* start *
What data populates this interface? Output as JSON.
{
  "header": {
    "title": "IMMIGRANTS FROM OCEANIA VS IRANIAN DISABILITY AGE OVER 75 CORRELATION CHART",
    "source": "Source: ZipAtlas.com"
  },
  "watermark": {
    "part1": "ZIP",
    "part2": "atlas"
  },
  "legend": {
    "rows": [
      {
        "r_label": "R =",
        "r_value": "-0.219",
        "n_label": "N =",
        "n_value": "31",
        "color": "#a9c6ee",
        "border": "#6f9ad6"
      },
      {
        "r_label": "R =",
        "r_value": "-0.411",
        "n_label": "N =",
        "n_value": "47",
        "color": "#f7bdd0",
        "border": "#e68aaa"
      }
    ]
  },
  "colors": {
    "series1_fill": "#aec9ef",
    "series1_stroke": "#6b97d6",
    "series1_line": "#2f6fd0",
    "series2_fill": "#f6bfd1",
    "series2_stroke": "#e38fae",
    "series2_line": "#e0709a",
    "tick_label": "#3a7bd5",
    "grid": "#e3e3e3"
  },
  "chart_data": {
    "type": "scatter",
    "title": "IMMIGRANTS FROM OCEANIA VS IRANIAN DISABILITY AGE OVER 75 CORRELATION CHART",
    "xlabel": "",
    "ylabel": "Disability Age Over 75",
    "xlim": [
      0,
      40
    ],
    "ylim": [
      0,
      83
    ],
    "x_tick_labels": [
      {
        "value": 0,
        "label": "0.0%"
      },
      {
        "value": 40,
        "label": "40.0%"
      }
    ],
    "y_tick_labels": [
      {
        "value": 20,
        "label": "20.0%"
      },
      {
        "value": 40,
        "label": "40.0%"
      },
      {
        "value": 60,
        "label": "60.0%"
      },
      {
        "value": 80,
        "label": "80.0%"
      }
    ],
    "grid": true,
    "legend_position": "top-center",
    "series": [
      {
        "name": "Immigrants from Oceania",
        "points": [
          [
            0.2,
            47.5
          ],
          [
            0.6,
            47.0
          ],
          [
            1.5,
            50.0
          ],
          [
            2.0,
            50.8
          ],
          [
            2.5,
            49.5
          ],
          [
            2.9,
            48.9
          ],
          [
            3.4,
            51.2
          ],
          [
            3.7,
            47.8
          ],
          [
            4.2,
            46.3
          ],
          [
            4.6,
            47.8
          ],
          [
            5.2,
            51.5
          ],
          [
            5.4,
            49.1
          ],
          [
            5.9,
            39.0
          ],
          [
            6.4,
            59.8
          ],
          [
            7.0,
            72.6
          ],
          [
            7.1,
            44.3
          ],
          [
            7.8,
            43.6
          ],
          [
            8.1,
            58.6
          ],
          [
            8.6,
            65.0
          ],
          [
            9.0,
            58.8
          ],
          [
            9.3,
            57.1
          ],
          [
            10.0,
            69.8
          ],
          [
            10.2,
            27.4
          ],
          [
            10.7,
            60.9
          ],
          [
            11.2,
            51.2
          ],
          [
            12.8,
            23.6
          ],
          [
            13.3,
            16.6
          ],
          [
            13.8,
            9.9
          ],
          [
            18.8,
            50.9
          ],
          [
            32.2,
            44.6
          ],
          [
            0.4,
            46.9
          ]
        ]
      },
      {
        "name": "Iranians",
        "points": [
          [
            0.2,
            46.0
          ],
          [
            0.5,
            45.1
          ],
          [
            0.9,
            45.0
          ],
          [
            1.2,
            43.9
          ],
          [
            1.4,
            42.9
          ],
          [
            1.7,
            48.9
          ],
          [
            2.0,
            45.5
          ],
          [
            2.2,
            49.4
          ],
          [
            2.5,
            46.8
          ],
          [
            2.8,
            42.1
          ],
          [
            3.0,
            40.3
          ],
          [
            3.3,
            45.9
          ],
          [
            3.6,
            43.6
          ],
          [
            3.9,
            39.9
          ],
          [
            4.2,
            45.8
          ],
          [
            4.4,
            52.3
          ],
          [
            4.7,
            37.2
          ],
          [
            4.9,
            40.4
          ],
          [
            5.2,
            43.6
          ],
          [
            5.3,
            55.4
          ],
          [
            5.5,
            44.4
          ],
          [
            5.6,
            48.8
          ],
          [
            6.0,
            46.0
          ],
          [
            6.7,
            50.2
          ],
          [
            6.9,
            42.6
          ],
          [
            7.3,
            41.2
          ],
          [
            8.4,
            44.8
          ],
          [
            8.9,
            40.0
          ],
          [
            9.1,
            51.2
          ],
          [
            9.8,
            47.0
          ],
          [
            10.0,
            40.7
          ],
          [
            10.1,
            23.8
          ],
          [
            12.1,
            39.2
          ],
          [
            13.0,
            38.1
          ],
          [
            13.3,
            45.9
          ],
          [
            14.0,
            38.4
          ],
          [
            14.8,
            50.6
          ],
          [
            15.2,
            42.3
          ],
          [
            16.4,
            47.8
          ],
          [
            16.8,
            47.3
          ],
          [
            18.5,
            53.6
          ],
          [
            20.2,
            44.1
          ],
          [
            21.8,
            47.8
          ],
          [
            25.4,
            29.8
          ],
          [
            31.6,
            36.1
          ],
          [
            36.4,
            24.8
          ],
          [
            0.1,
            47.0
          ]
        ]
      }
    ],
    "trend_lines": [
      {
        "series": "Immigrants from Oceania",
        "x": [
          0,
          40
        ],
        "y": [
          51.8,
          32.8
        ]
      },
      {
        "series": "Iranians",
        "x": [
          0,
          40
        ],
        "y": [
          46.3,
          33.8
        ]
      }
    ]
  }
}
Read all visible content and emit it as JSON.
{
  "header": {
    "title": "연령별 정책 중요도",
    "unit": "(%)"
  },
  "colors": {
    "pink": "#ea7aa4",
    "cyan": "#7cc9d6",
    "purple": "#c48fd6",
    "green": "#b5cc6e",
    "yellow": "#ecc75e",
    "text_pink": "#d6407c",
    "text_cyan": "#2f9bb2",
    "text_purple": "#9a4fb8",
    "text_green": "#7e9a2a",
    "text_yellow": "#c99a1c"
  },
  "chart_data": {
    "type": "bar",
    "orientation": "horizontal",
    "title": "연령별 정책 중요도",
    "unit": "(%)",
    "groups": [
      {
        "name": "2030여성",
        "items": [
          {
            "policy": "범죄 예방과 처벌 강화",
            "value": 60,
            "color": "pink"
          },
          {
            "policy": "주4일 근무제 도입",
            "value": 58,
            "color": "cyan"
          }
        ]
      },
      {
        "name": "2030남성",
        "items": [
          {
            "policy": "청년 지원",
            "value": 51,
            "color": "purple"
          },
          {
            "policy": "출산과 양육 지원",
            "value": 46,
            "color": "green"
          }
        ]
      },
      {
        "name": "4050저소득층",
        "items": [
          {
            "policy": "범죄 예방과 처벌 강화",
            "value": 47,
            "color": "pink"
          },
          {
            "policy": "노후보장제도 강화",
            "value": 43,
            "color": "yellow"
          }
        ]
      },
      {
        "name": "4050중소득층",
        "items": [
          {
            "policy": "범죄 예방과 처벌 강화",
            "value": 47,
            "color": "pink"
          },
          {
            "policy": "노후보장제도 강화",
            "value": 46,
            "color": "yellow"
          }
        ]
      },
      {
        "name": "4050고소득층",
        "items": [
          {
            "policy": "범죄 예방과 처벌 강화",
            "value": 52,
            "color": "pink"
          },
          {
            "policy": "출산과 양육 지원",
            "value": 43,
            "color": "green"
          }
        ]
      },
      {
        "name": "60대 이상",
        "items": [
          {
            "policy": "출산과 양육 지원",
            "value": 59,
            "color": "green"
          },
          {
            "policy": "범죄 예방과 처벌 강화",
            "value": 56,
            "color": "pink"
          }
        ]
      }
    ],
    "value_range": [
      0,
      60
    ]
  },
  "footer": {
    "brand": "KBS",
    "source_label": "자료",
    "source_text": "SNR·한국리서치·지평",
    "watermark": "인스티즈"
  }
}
* end *
# [Given request]
Using the entries above, please restate each one word for word.

# [Expected output]
What data populates this interface? Output as JSON.
{
  "header": {
    "title": "IMMIGRANTS FROM OCEANIA VS IRANIAN DISABILITY AGE OVER 75 CORRELATION CHART",
    "source": "Source: ZipAtlas.com"
  },
  "watermark": {
    "part1": "ZIP",
    "part2": "atlas"
  },
  "legend": {
    "rows": [
      {
        "r_label": "R =",
        "r_value": "-0.219",
        "n_label": "N =",
        "n_value": "31",
        "color": "#a9c6ee",
        "border": "#6f9ad6"
      },
      {
        "r_label": "R =",
        "r_value": "-0.411",
        "n_label": "N =",
        "n_value": "47",
        "color": "#f7bdd0",
        "border": "#e68aaa"
      }
    ]
  },
  "colors": {
    "series1_fill": "#aec9ef",
    "series1_stroke": "#6b97d6",
    "series1_line": "#2f6fd0",
    "series2_fill": "#f6bfd1",
    "series2_stroke": "#e38fae",
    "series2_line": "#e0709a",
    "tick_label": "#3a7bd5",
    "grid": "#e3e3e3"
  },
  "chart_data": {
    "type": "scatter",
    "title": "IMMIGRANTS FROM OCEANIA VS IRANIAN DISABILITY AGE OVER 75 CORRELATION CHART",
    "xlabel": "",
    "ylabel": "Disability Age Over 75",
    "xlim": [
      0,
      40
    ],
    "ylim": [
      0,
      83
    ],
    "x_tick_labels": [
      {
        "value": 0,
        "label": "0.0%"
      },
      {
        "value": 40,
        "label": "40.0%"
      }
    ],
    "y_tick_labels": [
      {
        "value": 20,
        "label": "20.0%"
      },
      {
        "value": 40,
        "label": "40.0%"
      },
      {
        "value": 60,
        "label": "60.0%"
      },
      {
        "value": 80,
        "label": "80.0%"
      }
    ],
    "grid": true,
    "legend_position": "top-center",
    "series": [
      {
        "name": "Immigrants from Oceania",
        "points": [
          [
            0.2,
            47.5
          ],
          [
            0.6,
            47.0
          ],
          [
            1.5,
            50.0
          ],
          [
            2.0,
            50.8
          ],
          [
            2.5,
            49.5
          ],
          [
            2.9,
            48.9
          ],
          [
            3.4,
            51.2
          ],
          [
            3.7,
            47.8
          ],
          [
            4.2,
            46.3
          ],
          [
            4.6,
            47.8
          ],
          [
            5.2,
            51.5
          ],
          [
            5.4,
            49.1
          ],
          [
            5.9,
            39.0
          ],
          [
            6.4,
            59.8
          ],
          [
            7.0,
            72.6
          ],
          [
            7.1,
            44.3
          ],
          [
            7.8,
            43.6
          ],
          [
            8.1,
            58.6
          ],
          [
            8.6,
            65.0
          ],
          [
            9.0,
            58.8
          ],
          [
            9.3,
            57.1
          ],
          [
            10.0,
            69.8
          ],
          [
            10.2,
            27.4
          ],
          [
            10.7,
            60.9
          ],
          [
            11.2,
            51.2
          ],
          [
            12.8,
            23.6
          ],
          [
            13.3,
            16.6
          ],
          [
            13.8,
            9.9
          ],
          [
            18.8,
            50.9
          ],
          [
            32.2,
            44.6
          ],
          [
            0.4,
            46.9
          ]
        ]
      },
      {
        "name": "Iranians",
        "points": [
          [
            0.2,
            46.0
          ],
          [
            0.5,
            45.1
          ],
          [
            0.9,
            45.0
          ],
          [
            1.2,
            43.9
          ],
          [
            1.4,
            42.9
          ],
          [
            1.7,
            48.9
          ],
          [
            2.0,
            45.5
          ],
          [
            2.2,
            49.4
          ],
          [
            2.5,
            46.8
          ],
          [
            2.8,
            42.1
          ],
          [
            3.0,
            40.3
          ],
          [
            3.3,
            45.9
          ],
          [
            3.6,
            43.6
          ],
          [
            3.9,
            39.9
          ],
          [
            4.2,
            45.8
          ],
          [
            4.4,
            52.3
          ],
          [
            4.7,
            37.2
          ],
          [
            4.9,
            40.4
          ],
          [
            5.2,
            43.6
          ],
          [
            5.3,
            55.4
          ],
          [
            5.5,
            44.4
          ],
          [
            5.6,
            48.8
          ],
          [
            6.0,
            46.0
          ],
          [
            6.7,
            50.2
          ],
          [
            6.9,
            42.6
          ],
          [
            7.3,
            41.2
          ],
          [
            8.4,
            44.8
          ],
          [
            8.9,
            40.0
          ],
          [
            9.1,
            51.2
          ],
          [
            9.8,
            47.0
          ],
          [
            10.0,
            40.7
          ],
          [
            10.1,
            23.8
          ],
          [
            12.1,
            39.2
          ],
          [
            13.0,
            38.1
          ],
          [
            13.3,
            45.9
          ],
          [
            14.0,
            38.4
          ],
          [
            14.8,
            50.6
          ],
          [
            15.2,
            42.3
          ],
          [
            16.4,
            47.8
          ],
          [
            16.8,
            47.3
          ],
          [
            18.5,
            53.6
          ],
          [
            20.2,
            44.1
          ],
          [
            21.8,
            47.8
          ],
          [
            25.4,
            29.8
          ],
          [
            31.6,
            36.1
          ],
          [
            36.4,
            24.8
          ],
          [
            0.1,
            47.0
          ]
        ]
      }
    ],
    "trend_lines": [
      {
        "series": "Immigrants from Oceania",
        "x": [
          0,
          40
        ],
        "y": [
          51.8,
          32.8
        ]
      },
      {
        "series": "Iranians",
        "x": [
          0,
          40
        ],
        "y": [
          46.3,
          33.8
        ]
      }
    ]
  }
}
Read all visible content and emit it as JSON.
{
  "header": {
    "title": "연령별 정책 중요도",
    "unit": "(%)"
  },
  "colors": {
    "pink": "#ea7aa4",
    "cyan": "#7cc9d6",
    "purple": "#c48fd6",
    "green": "#b5cc6e",
    "yellow": "#ecc75e",
    "text_pink": "#d6407c",
    "text_cyan": "#2f9bb2",
    "text_purple": "#9a4fb8",
    "text_green": "#7e9a2a",
    "text_yellow": "#c99a1c"
  },
  "chart_data": {
    "type": "bar",
    "orientation": "horizontal",
    "title": "연령별 정책 중요도",
    "unit": "(%)",
    "groups": [
      {
        "name": "2030여성",
        "items": [
          {
            "policy": "범죄 예방과 처벌 강화",
            "value": 60,
            "color": "pink"
          },
          {
            "policy": "주4일 근무제 도입",
            "value": 58,
            "color": "cyan"
          }
        ]
      },
      {
        "name": "2030남성",
        "items": [
          {
            "policy": "청년 지원",
            "value": 51,
            "color": "purple"
          },
          {
            "policy": "출산과 양육 지원",
            "value": 46,
            "color": "green"
          }
        ]
      },
      {
        "name": "4050저소득층",
        "items": [
          {
            "policy": "범죄 예방과 처벌 강화",
            "value": 47,
            "color": "pink"
          },
          {
            "policy": "노후보장제도 강화",
            "value": 43,
            "color": "yellow"
          }
        ]
      },
      {
        "name": "4050중소득층",
        "items": [
          {
            "policy": "범죄 예방과 처벌 강화",
            "value": 47,
            "color": "pink"
          },
          {
            "policy": "노후보장제도 강화",
            "value": 46,
            "color": "yellow"
          }
        ]
      },
      {
        "name": "4050고소득층",
        "items": [
          {
            "policy": "범죄 예방과 처벌 강화",
            "value": 52,
            "color": "pink"
          },
          {
            "policy": "출산과 양육 지원",
            "value": 43,
            "color": "green"
          }
        ]
      },
      {
        "name": "60대 이상",
        "items": [
          {
            "policy": "출산과 양육 지원",
            "value": 59,
            "color": "green"
          },
          {
            "policy": "범죄 예방과 처벌 강화",
            "value": 56,
            "color": "pink"
          }
        ]
      }
    ],
    "value_range": [
      0,
      60
    ]
  },
  "footer": {
    "brand": "KBS",
    "source_label": "자료",
    "source_text": "SNR·한국리서치·지평",
    "watermark": "인스티즈"
  }
}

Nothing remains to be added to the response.